Recorded data:
******

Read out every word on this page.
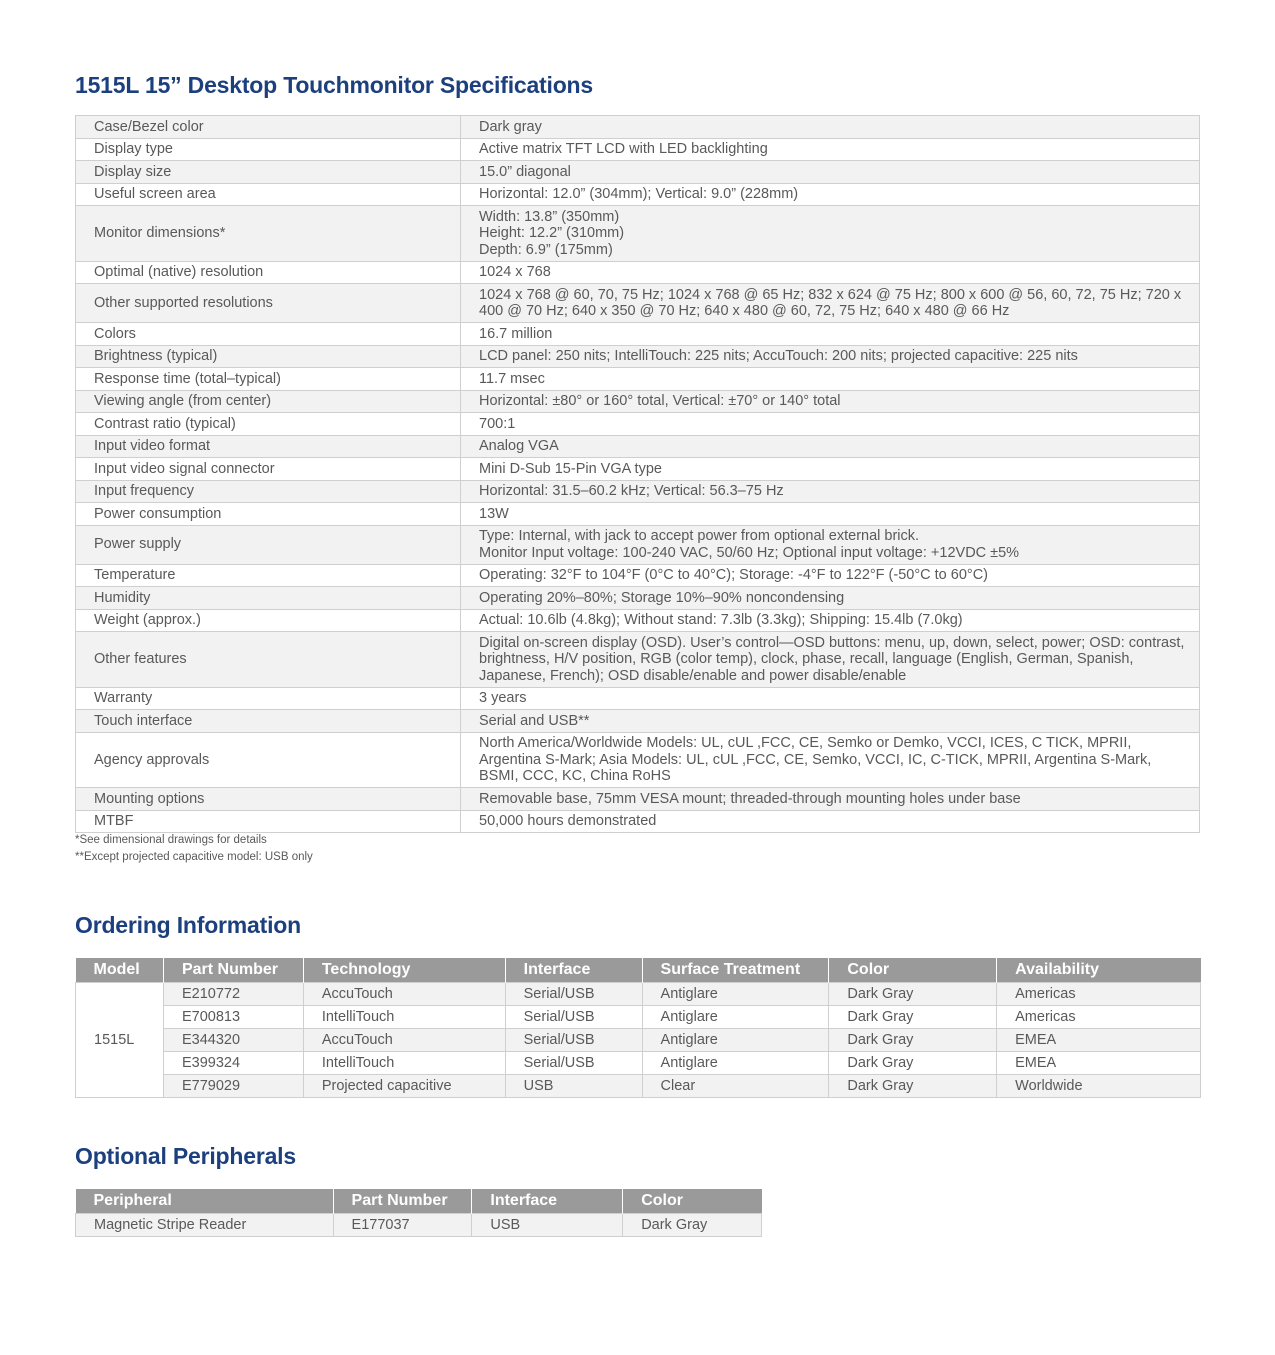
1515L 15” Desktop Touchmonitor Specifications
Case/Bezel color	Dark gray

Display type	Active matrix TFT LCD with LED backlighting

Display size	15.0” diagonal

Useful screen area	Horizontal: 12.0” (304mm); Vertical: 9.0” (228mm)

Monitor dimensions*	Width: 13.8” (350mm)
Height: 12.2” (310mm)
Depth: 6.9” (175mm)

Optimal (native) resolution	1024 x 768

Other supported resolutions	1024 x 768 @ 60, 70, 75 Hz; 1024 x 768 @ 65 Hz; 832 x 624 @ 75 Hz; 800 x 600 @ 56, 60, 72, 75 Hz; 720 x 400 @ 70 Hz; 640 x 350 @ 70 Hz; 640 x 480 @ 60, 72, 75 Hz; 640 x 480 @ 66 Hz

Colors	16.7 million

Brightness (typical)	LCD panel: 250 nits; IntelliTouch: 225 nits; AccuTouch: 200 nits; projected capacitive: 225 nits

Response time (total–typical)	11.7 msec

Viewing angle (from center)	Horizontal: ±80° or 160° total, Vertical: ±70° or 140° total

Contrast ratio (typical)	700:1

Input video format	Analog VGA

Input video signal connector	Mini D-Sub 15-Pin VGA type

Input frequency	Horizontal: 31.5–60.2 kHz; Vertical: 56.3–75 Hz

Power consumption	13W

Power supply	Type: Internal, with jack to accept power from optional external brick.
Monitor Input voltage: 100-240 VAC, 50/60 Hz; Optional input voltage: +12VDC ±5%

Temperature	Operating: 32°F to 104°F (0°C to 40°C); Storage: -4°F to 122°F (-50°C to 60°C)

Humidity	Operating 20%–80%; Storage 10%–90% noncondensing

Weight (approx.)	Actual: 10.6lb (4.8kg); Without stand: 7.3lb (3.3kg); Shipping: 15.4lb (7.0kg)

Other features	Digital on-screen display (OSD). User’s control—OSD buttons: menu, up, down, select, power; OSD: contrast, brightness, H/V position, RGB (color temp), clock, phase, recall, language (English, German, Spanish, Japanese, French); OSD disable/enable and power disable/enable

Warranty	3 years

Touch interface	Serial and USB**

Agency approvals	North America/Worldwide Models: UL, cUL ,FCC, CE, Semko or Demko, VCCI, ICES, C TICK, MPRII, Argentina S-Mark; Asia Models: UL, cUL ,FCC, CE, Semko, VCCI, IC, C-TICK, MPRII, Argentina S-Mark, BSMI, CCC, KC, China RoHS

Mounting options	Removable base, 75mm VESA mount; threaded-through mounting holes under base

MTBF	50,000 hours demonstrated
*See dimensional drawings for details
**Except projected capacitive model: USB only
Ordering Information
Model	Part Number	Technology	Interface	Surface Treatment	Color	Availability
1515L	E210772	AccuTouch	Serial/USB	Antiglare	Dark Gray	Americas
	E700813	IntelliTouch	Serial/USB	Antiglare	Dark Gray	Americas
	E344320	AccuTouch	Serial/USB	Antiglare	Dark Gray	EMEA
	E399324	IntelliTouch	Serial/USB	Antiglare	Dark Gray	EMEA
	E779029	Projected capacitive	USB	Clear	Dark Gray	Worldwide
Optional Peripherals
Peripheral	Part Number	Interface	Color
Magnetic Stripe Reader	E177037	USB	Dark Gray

******

* Direction:
Write out again every line above exactly as given; the pictures do not belong in the copy.

* Finished exercise:
Read out every word on this page.
1515L 15” Desktop Touchmonitor Specifications
Case/Bezel color	Dark gray

Display type	Active matrix TFT LCD with LED backlighting

Display size	15.0” diagonal

Useful screen area	Horizontal: 12.0” (304mm); Vertical: 9.0” (228mm)

Monitor dimensions*	Width: 13.8” (350mm)
Height: 12.2” (310mm)
Depth: 6.9” (175mm)

Optimal (native) resolution	1024 x 768

Other supported resolutions	1024 x 768 @ 60, 70, 75 Hz; 1024 x 768 @ 65 Hz; 832 x 624 @ 75 Hz; 800 x 600 @ 56, 60, 72, 75 Hz; 720 x 400 @ 70 Hz; 640 x 350 @ 70 Hz; 640 x 480 @ 60, 72, 75 Hz; 640 x 480 @ 66 Hz

Colors	16.7 million

Brightness (typical)	LCD panel: 250 nits; IntelliTouch: 225 nits; AccuTouch: 200 nits; projected capacitive: 225 nits

Response time (total–typical)	11.7 msec

Viewing angle (from center)	Horizontal: ±80° or 160° total, Vertical: ±70° or 140° total

Contrast ratio (typical)	700:1

Input video format	Analog VGA

Input video signal connector	Mini D-Sub 15-Pin VGA type

Input frequency	Horizontal: 31.5–60.2 kHz; Vertical: 56.3–75 Hz

Power consumption	13W

Power supply	Type: Internal, with jack to accept power from optional external brick.
Monitor Input voltage: 100-240 VAC, 50/60 Hz; Optional input voltage: +12VDC ±5%

Temperature	Operating: 32°F to 104°F (0°C to 40°C); Storage: -4°F to 122°F (-50°C to 60°C)

Humidity	Operating 20%–80%; Storage 10%–90% noncondensing

Weight (approx.)	Actual: 10.6lb (4.8kg); Without stand: 7.3lb (3.3kg); Shipping: 15.4lb (7.0kg)

Other features	Digital on-screen display (OSD). User’s control—OSD buttons: menu, up, down, select, power; OSD: contrast, brightness, H/V position, RGB (color temp), clock, phase, recall, language (English, German, Spanish, Japanese, French); OSD disable/enable and power disable/enable

Warranty	3 years

Touch interface	Serial and USB**

Agency approvals	North America/Worldwide Models: UL, cUL ,FCC, CE, Semko or Demko, VCCI, ICES, C TICK, MPRII, Argentina S-Mark; Asia Models: UL, cUL ,FCC, CE, Semko, VCCI, IC, C-TICK, MPRII, Argentina S-Mark, BSMI, CCC, KC, China RoHS

Mounting options	Removable base, 75mm VESA mount; threaded-through mounting holes under base

MTBF	50,000 hours demonstrated
*See dimensional drawings for details
**Except projected capacitive model: USB only
Ordering Information
Model	Part Number	Technology	Interface	Surface Treatment	Color	Availability
1515L	E210772	AccuTouch	Serial/USB	Antiglare	Dark Gray	Americas
	E700813	IntelliTouch	Serial/USB	Antiglare	Dark Gray	Americas
	E344320	AccuTouch	Serial/USB	Antiglare	Dark Gray	EMEA
	E399324	IntelliTouch	Serial/USB	Antiglare	Dark Gray	EMEA
	E779029	Projected capacitive	USB	Clear	Dark Gray	Worldwide
Optional Peripherals
Peripheral	Part Number	Interface	Color
Magnetic Stripe Reader	E177037	USB	Dark Gray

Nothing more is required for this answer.